• _WRITTEN PROBLEM_: Leave every picture out and write out the records below exactly.
--- Start of RECORD EXCERPTS ---
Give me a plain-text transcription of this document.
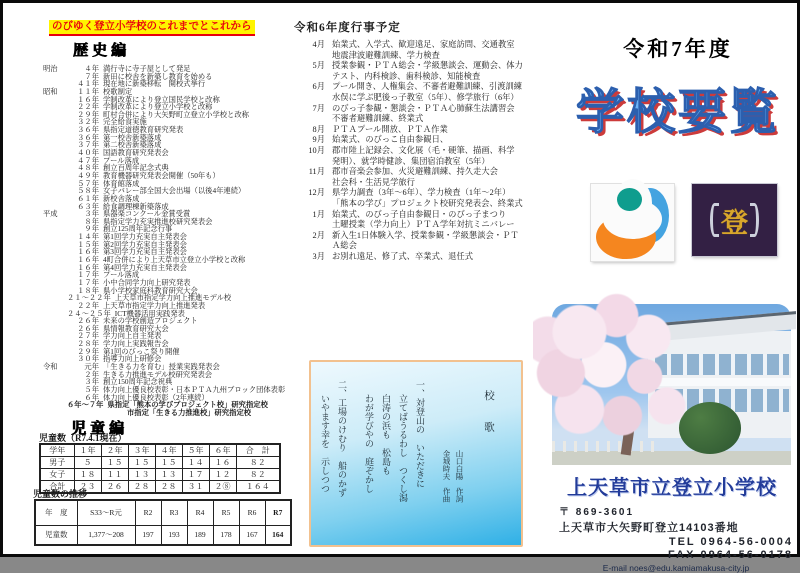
のびゆく登立小学校のこれまでとこれから
歴史編
明治	４年 満行寺に寺子屋として発足
７年 新田に校舎を新築し教育を始める
４１年 現在地に新築移転　開校式挙行
昭和	１１年 校歌制定
１６年 学制改革により登立国民学校と改称
２２年 学制改革により登立小学校と改称
２９年 町村合併により大矢野町立登立小学校と改称
３２年 完全給食実施
３６年 県指定道徳教育研究発表
３６年 第一校舎新築落成
３７年 第二校舎新築落成
４０年 国語教育研究発表会
４７年 プール落成
４８年 創立百周年記念式典
４９年 教育機器研究発表会開催（50年も）
５７年 体育館落成
５８年 女子バレー部全国大会出場（以後4年連続）
６１年 新校舎落成
６３年 給食調理棟新築落成
平成	３年 県器楽コンクール金賞受賞
８年 県指定学力充実推進校研究発表会
９年 創立125周年記念行事
１４年 第1回学力充実自主発表会
１５年 第2回学力充実自主発表会
１６年 第3回学力充実自主発表会
１６年 4町合併により上天草市立登立小学校と改称
１６年 第4回学力充実自主発表会
１７年 プール落成
１７年 小中合同学力向上研究発表
１８年 県小学校家庭科教育研究大会
２１～２２年 上天草市指定学力向上推進モデル校
２２年 上天草市指定学力向上推進発表
２４～２５年 ICT機器活用実践発表
２６年 未来の学校創造プロジェクト
２６年 県情報教育研究大会
２７年 学力向上自主発表
２８年 学力向上実践報告会
２９年 第1回のびっこ祭り開催
３０年 指導力向上研修会
令和	元年 「生きる力を育む」授業実践発表会
２年 生きる力推進モデル校研究発表会
３年 創立150周年記念祝典
５年 体力向上優良校表彰・日本ＰＴＡ九州ブロック団体表彰
６年 体力向上優良校表彰（2年連続）
６年～７年 県指定「熊本の学びプロジェクト校」研究指定校
市指定「生きる力推進校」研究指定校
児童編
児童数（R7.4.1現在）
学年	１年	２年	３年	４年	５年	６年	合　計
男子	５	１５	１５	１５	１４	１６	８２
女子	１８	１１	１３	１３	１７	１２	８２
合計	２３	２６	２８	２８	３１	２⑧	１６４
児童数の推移
年　度	S33～R元	R2	R3	R4	R5	R6	R7
児童数	1,377～208	197	193	189	178	167	164
令和6年度行事予定
4月 始業式、入学式、歓迎遠足、家庭訪問、交通教室
地震津波避難訓練、学力検査
5月 授業参観・ＰＴＡ総会・学級懇談会、運動会、体力
テスト、内科検診、歯科検診、知能検査
6月 プール開き、人権集会、不審者避難訓練、引渡訓練
水俣に学ぶ肥後っ子教室（5年）、修学旅行（6年）
7月 のびっ子参観・懇談会・ＰＴＡ心肺蘇生法講習会
不審者避難訓練、終業式
8月 ＰＴＡプール開放、ＰＴＡ作業
9月 始業式、のびっこ自由参観日、
10月 郡市陸上記録会、文化展（毛・硬筆、描画、科学
発明）、就学時健診、集団宿泊教室（5年）
11月 郡市音楽会参加、火災避難訓練、持久走大会
社会科・生活見学旅行
12月 県学力調査（3年～6年）、学力検査（1年～2年）
「熊本の学び」プロジェクト校研究発表会、終業式
1月 始業式、のびっ子自由参観日・のびっ子まつり
土曜授業（学力向上）ＰＴＡ学年対抗ミニバレー
2月 新入生1日体験入学、授業参観・学級懇談会・ＰＴ
Ａ総会
3月 お別れ遠足、修了式、卒業式、退任式
校　　歌
山口白陽　作詞
金城時夫　作曲
一、対登山の　いただきに
立てばうるわし　つくし潟
白涛の浜も　松島も
わが学びやの　庭ぞかし
二、工場のけむり　船のかず
いやます幸を　示しつつ
令和7年度
学校要覧
登
上天草市立登立小学校
〒 869-3601
上天草市大矢野町登立14103番地
TEL 0964-56-0004
FAX 0964-56-0178
E-mail noes@edu.kamiamakusa-city.jp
--- End of RECORD EXCERPTS ---
• _WRITTEN RESPONSE_:
Give me a plain-text transcription of this document.
のびゆく登立小学校のこれまでとこれから
歴史編
明治	４年 満行寺に寺子屋として発足
７年 新田に校舎を新築し教育を始める
４１年 現在地に新築移転　開校式挙行
昭和	１１年 校歌制定
１６年 学制改革により登立国民学校と改称
２２年 学制改革により登立小学校と改称
２９年 町村合併により大矢野町立登立小学校と改称
３２年 完全給食実施
３６年 県指定道徳教育研究発表
３６年 第一校舎新築落成
３７年 第二校舎新築落成
４０年 国語教育研究発表会
４７年 プール落成
４８年 創立百周年記念式典
４９年 教育機器研究発表会開催（50年も）
５７年 体育館落成
５８年 女子バレー部全国大会出場（以後4年連続）
６１年 新校舎落成
６３年 給食調理棟新築落成
平成	３年 県器楽コンクール金賞受賞
８年 県指定学力充実推進校研究発表会
９年 創立125周年記念行事
１４年 第1回学力充実自主発表会
１５年 第2回学力充実自主発表会
１６年 第3回学力充実自主発表会
１６年 4町合併により上天草市立登立小学校と改称
１６年 第4回学力充実自主発表会
１７年 プール落成
１７年 小中合同学力向上研究発表
１８年 県小学校家庭科教育研究大会
２１～２２年 上天草市指定学力向上推進モデル校
２２年 上天草市指定学力向上推進発表
２４～２５年 ICT機器活用実践発表
２６年 未来の学校創造プロジェクト
２６年 県情報教育研究大会
２７年 学力向上自主発表
２８年 学力向上実践報告会
２９年 第1回のびっこ祭り開催
３０年 指導力向上研修会
令和	元年 「生きる力を育む」授業実践発表会
２年 生きる力推進モデル校研究発表会
３年 創立150周年記念祝典
５年 体力向上優良校表彰・日本ＰＴＡ九州ブロック団体表彰
６年 体力向上優良校表彰（2年連続）
６年～７年 県指定「熊本の学びプロジェクト校」研究指定校
市指定「生きる力推進校」研究指定校
児童編
児童数（R7.4.1現在）
学年	１年	２年	３年	４年	５年	６年	合　計
男子	５	１５	１５	１５	１４	１６	８２
女子	１８	１１	１３	１３	１７	１２	８２
合計	２３	２６	２８	２８	３１	２⑧	１６４
児童数の推移
年　度	S33～R元	R2	R3	R4	R5	R6	R7
児童数	1,377～208	197	193	189	178	167	164
令和6年度行事予定
4月 始業式、入学式、歓迎遠足、家庭訪問、交通教室
地震津波避難訓練、学力検査
5月 授業参観・ＰＴＡ総会・学級懇談会、運動会、体力
テスト、内科検診、歯科検診、知能検査
6月 プール開き、人権集会、不審者避難訓練、引渡訓練
水俣に学ぶ肥後っ子教室（5年）、修学旅行（6年）
7月 のびっ子参観・懇談会・ＰＴＡ心肺蘇生法講習会
不審者避難訓練、終業式
8月 ＰＴＡプール開放、ＰＴＡ作業
9月 始業式、のびっこ自由参観日、
10月 郡市陸上記録会、文化展（毛・硬筆、描画、科学
発明）、就学時健診、集団宿泊教室（5年）
11月 郡市音楽会参加、火災避難訓練、持久走大会
社会科・生活見学旅行
12月 県学力調査（3年～6年）、学力検査（1年～2年）
「熊本の学び」プロジェクト校研究発表会、終業式
1月 始業式、のびっ子自由参観日・のびっ子まつり
土曜授業（学力向上）ＰＴＡ学年対抗ミニバレー
2月 新入生1日体験入学、授業参観・学級懇談会・ＰＴ
Ａ総会
3月 お別れ遠足、修了式、卒業式、退任式
校　　歌
山口白陽　作詞
金城時夫　作曲
一、対登山の　いただきに
立てばうるわし　つくし潟
白涛の浜も　松島も
わが学びやの　庭ぞかし
二、工場のけむり　船のかず
いやます幸を　示しつつ
令和7年度
学校要覧
登
上天草市立登立小学校
〒 869-3601
上天草市大矢野町登立14103番地
TEL 0964-56-0004
FAX 0964-56-0178
E-mail noes@edu.kamiamakusa-city.jp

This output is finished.